Required work
Scan the data below and pick out the lines containing the word "elektrovads".

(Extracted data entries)
# # # # # # #

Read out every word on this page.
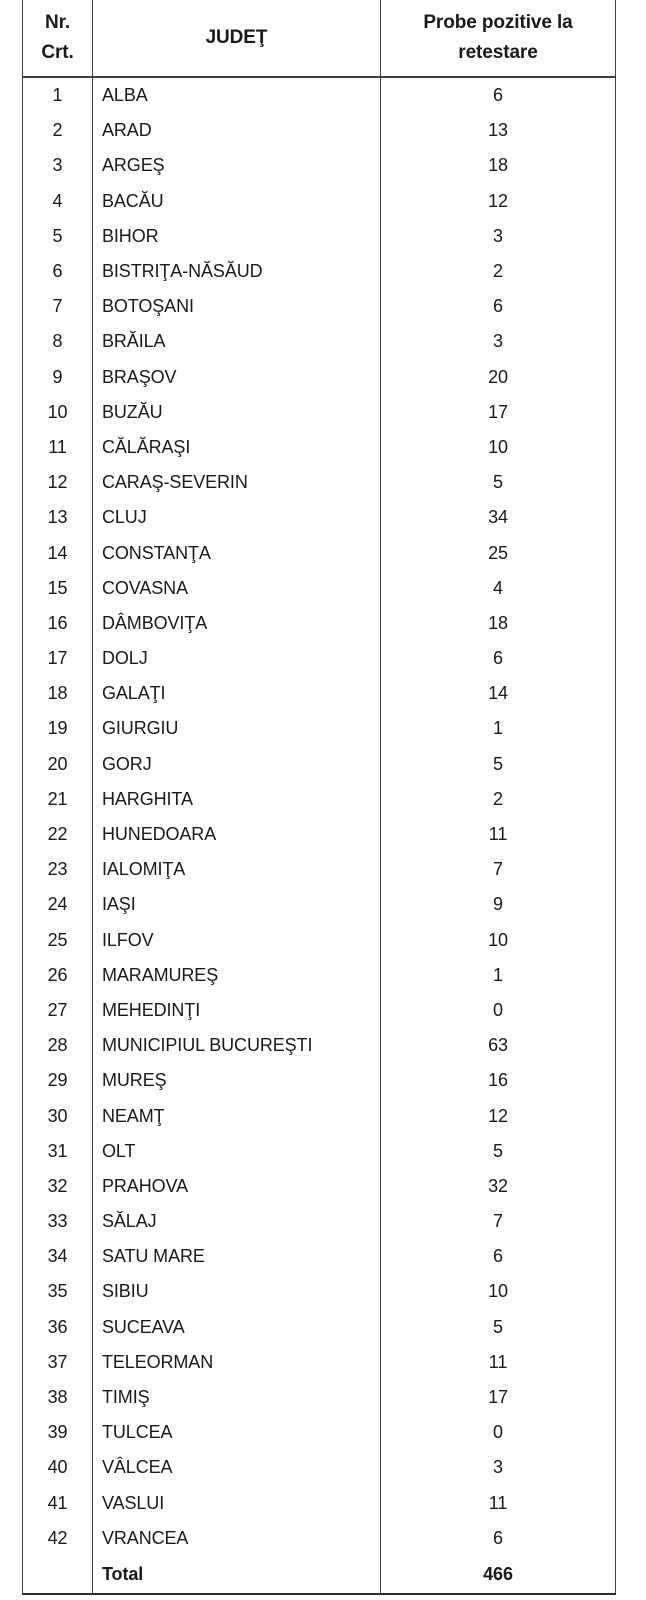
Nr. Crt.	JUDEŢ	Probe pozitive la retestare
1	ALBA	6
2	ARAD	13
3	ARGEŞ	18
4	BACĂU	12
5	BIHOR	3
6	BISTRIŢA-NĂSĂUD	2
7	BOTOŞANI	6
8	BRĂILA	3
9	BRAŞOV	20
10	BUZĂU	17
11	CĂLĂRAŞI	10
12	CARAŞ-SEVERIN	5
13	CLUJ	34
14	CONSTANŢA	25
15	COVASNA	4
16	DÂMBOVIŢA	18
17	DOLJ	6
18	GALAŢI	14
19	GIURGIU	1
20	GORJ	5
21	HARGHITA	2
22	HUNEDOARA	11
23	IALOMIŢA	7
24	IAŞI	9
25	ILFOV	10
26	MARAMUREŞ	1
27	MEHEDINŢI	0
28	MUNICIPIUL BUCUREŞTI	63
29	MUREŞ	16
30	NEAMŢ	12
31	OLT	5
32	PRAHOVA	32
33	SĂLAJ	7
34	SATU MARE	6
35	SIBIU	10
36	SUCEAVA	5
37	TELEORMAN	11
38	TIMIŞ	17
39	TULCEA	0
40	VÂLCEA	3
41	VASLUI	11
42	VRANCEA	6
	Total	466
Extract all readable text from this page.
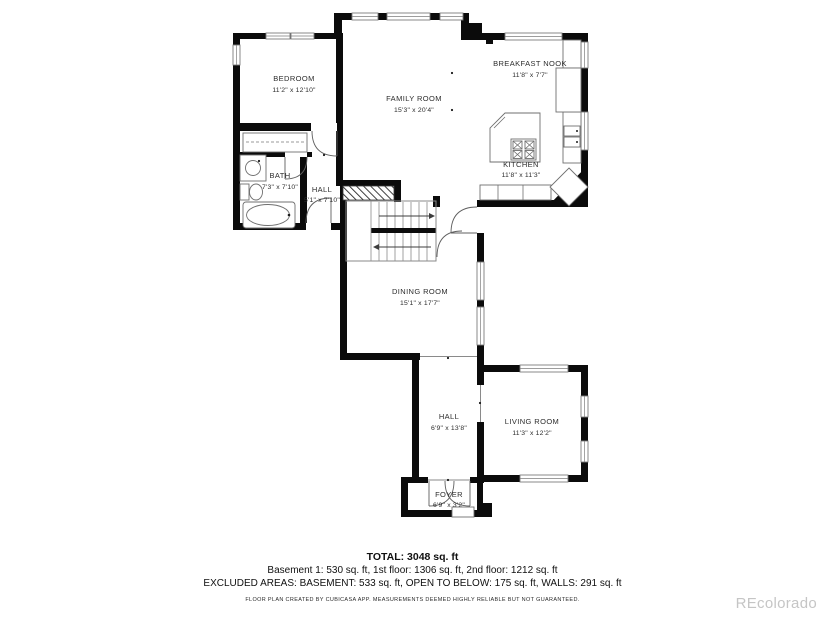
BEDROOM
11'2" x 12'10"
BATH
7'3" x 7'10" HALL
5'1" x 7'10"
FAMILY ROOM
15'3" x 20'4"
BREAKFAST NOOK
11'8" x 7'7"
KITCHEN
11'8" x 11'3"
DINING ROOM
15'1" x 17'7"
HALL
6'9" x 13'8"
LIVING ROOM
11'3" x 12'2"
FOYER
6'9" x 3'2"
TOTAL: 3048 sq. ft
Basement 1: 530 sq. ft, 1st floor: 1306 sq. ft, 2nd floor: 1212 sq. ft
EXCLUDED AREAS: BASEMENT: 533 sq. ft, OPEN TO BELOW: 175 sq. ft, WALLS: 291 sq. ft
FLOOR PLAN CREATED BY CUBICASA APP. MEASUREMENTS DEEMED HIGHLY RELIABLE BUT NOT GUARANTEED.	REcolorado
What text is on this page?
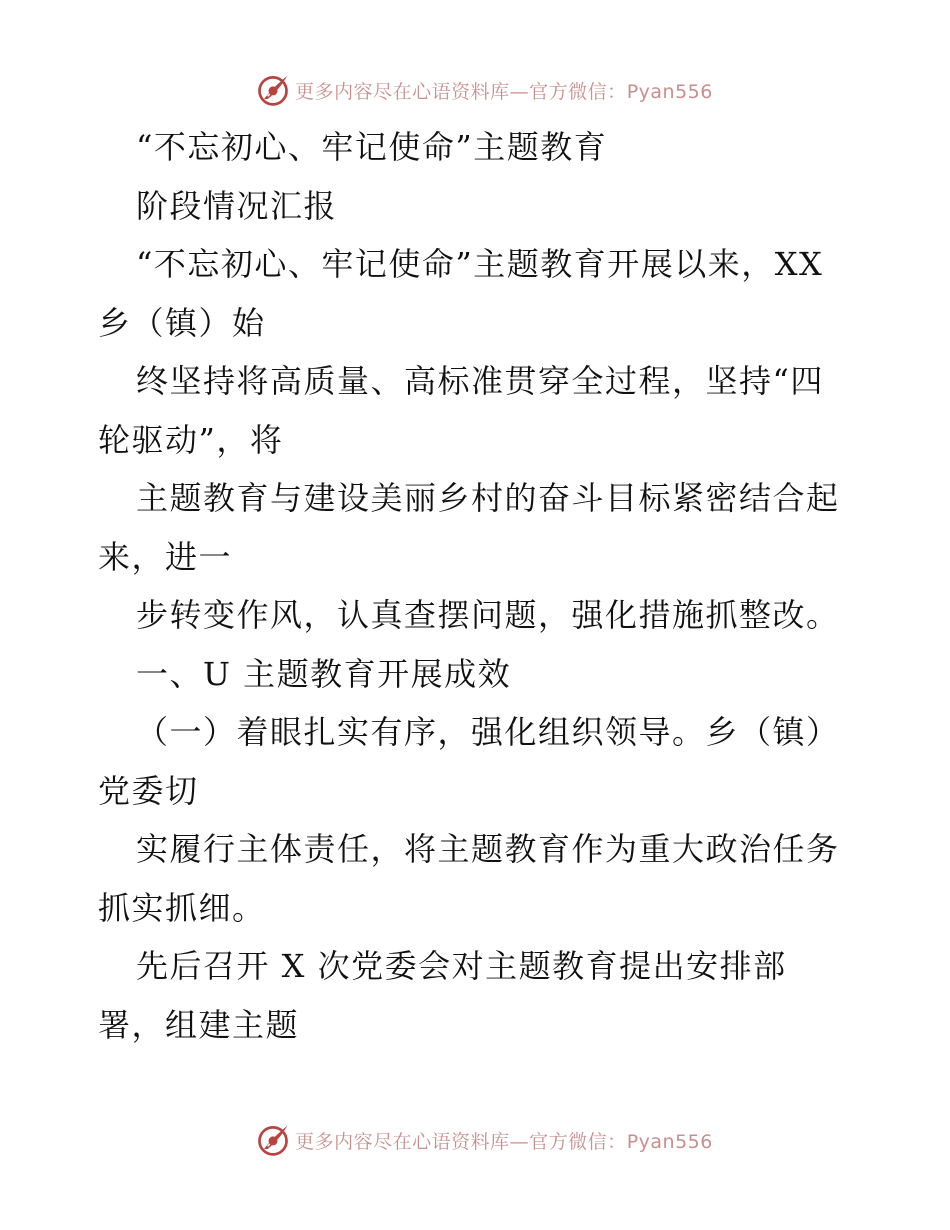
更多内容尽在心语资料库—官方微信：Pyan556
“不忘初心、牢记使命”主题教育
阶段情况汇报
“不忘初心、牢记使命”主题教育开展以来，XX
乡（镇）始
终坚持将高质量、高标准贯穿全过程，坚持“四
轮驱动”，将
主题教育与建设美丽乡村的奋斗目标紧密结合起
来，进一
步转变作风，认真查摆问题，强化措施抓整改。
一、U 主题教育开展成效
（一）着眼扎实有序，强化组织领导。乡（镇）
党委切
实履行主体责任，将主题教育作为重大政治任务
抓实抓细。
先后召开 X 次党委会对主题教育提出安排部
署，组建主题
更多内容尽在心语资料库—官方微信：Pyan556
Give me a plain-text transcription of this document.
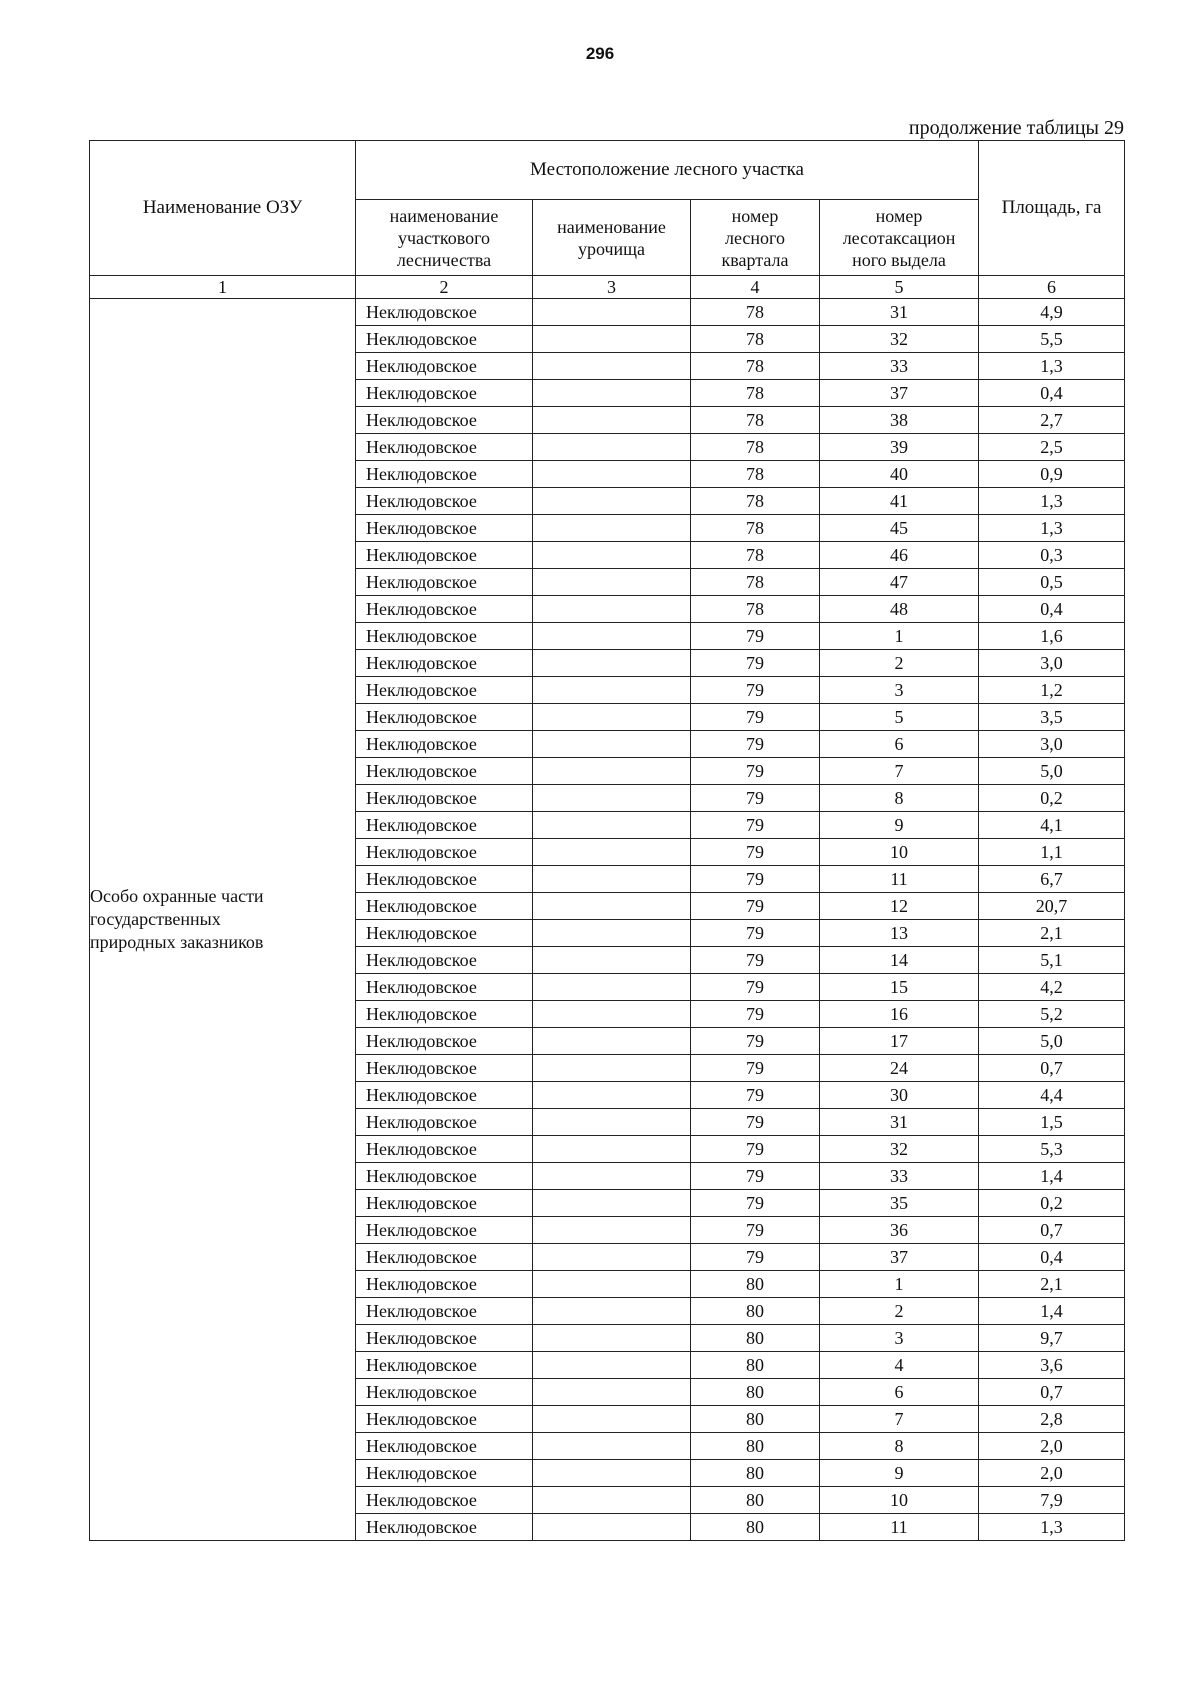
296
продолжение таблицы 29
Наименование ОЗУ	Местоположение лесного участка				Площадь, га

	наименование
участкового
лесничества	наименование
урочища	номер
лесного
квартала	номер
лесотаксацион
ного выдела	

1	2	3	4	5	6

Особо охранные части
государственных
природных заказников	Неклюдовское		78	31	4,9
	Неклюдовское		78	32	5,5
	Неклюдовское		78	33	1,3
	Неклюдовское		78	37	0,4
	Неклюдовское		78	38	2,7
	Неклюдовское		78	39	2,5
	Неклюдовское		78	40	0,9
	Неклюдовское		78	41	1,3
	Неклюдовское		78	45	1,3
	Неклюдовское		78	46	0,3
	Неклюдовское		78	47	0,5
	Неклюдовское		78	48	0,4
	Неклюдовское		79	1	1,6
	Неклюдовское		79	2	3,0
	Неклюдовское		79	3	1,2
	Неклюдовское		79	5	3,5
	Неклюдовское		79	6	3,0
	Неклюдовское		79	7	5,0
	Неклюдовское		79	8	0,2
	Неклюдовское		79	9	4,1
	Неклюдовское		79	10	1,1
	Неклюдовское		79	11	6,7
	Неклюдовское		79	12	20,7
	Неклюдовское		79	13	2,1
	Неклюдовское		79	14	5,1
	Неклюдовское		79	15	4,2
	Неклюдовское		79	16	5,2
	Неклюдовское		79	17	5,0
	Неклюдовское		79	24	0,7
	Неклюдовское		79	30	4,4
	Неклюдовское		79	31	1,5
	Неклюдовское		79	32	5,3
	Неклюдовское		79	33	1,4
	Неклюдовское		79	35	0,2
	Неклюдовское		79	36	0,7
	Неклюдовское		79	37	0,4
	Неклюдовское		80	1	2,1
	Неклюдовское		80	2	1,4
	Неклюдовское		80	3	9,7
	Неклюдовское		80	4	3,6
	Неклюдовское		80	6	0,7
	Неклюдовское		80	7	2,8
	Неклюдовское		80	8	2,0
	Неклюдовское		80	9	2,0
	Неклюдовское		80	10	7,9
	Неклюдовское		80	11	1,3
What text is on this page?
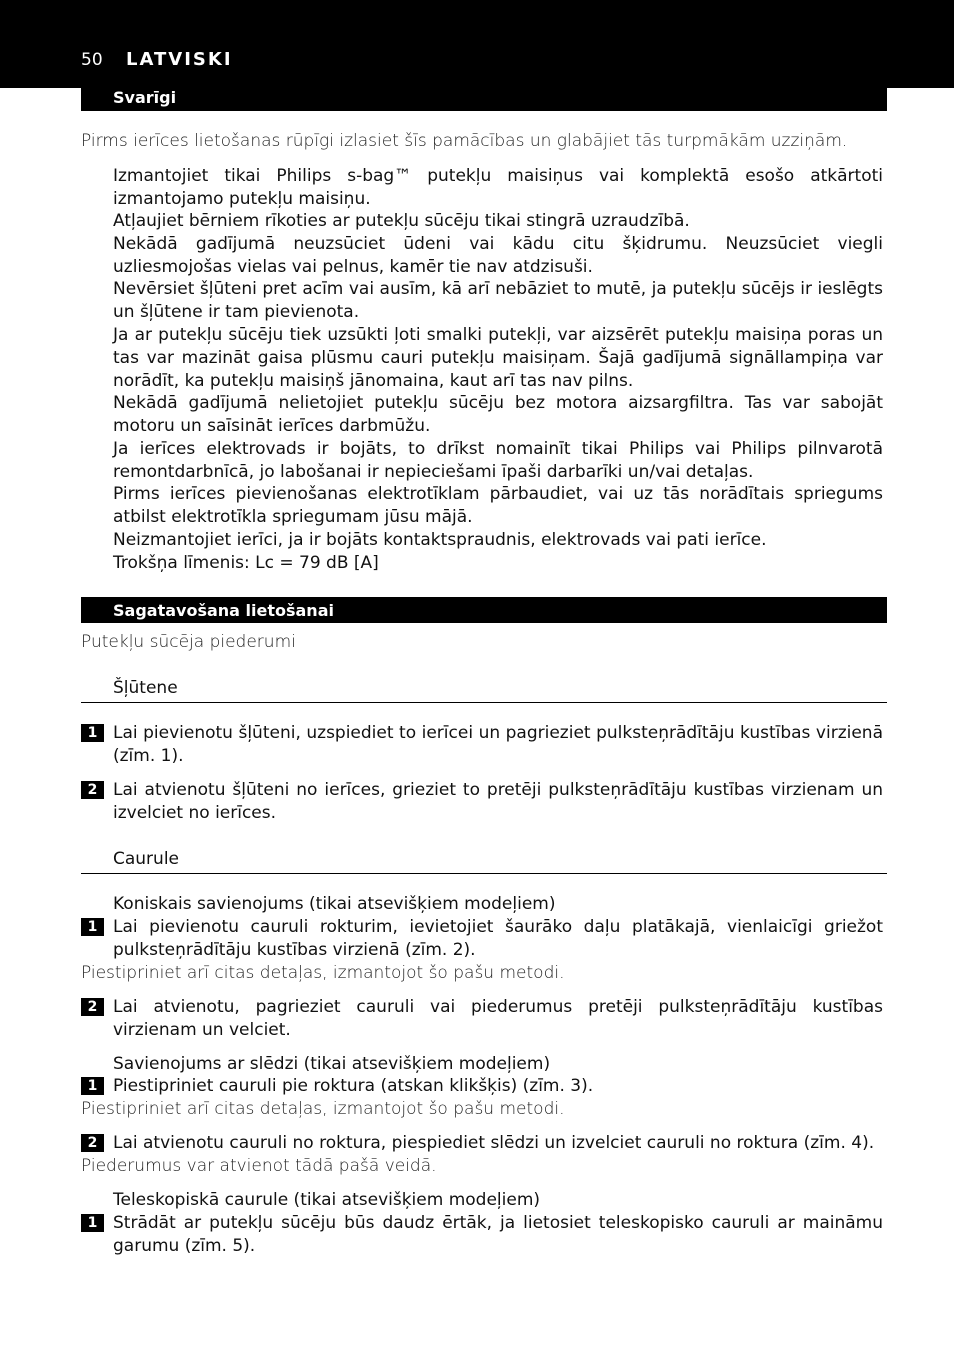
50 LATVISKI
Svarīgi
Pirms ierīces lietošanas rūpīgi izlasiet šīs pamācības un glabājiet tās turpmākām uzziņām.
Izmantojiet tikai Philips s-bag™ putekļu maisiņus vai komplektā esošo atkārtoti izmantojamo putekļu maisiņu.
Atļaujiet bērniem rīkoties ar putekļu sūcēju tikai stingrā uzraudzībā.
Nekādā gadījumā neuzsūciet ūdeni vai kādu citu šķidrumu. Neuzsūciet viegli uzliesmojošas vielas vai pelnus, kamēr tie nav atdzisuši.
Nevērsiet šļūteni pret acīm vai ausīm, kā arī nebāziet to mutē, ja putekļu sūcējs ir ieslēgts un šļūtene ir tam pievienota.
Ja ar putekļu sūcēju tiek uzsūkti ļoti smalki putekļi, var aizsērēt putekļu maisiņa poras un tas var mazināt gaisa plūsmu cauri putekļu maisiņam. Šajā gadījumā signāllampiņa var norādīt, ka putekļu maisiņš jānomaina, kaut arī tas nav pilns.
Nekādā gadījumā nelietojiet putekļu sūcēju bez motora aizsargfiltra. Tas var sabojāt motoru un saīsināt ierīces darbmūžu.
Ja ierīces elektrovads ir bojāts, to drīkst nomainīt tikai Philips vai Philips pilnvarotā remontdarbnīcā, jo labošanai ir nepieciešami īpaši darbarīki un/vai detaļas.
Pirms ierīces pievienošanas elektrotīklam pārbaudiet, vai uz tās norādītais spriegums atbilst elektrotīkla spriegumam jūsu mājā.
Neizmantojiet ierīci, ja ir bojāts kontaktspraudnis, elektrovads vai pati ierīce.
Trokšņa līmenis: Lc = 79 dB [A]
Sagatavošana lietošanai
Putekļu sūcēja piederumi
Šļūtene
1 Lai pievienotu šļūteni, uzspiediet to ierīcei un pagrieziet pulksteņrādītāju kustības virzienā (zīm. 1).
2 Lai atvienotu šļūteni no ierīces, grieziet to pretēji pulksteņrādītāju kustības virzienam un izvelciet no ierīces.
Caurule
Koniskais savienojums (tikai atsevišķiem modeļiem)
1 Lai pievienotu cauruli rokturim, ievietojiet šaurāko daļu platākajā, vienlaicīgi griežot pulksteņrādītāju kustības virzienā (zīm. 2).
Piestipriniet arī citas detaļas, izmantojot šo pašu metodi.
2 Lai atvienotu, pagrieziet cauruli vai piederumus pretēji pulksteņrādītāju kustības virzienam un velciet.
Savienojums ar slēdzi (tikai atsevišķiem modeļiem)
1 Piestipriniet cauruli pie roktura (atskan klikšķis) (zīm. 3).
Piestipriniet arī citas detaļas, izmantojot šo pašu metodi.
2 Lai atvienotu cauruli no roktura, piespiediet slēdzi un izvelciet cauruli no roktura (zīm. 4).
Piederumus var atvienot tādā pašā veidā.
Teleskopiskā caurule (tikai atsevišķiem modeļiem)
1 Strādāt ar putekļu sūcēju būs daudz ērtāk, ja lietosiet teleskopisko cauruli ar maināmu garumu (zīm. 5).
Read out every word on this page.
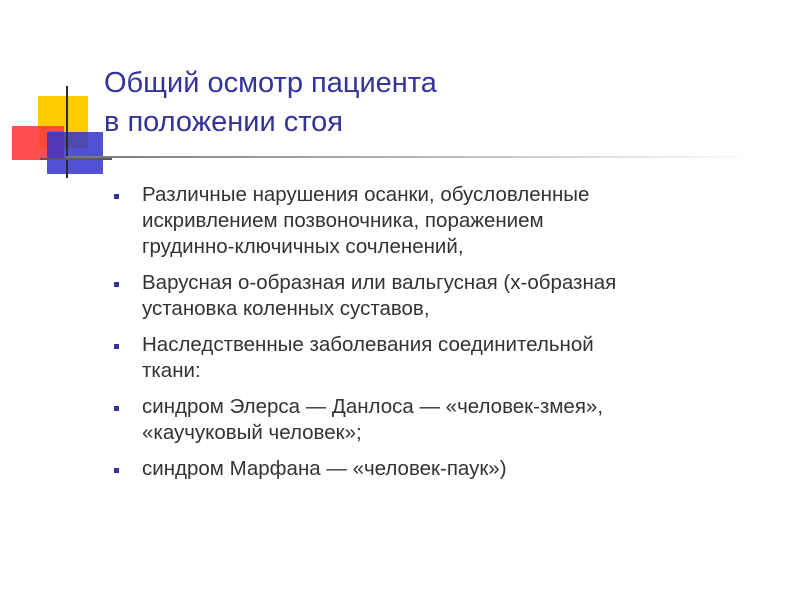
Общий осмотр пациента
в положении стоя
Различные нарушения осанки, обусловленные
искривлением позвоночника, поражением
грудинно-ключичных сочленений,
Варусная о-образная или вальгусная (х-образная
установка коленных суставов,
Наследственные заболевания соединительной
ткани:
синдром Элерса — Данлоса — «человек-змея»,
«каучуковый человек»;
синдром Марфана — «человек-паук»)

# # # # # # #

In response
Ja ierīces elektrovads ir bojāts, to drīkst nomainīt tikai Philips vai Philips pilnvarotā remontdarbnīcā, jo labošanai ir nepieciešami īpaši darbarīki un/vai detaļas.
Neizmantojiet ierīci, ja ir bojāts kontaktspraudnis, elektrovads vai pati ierīce.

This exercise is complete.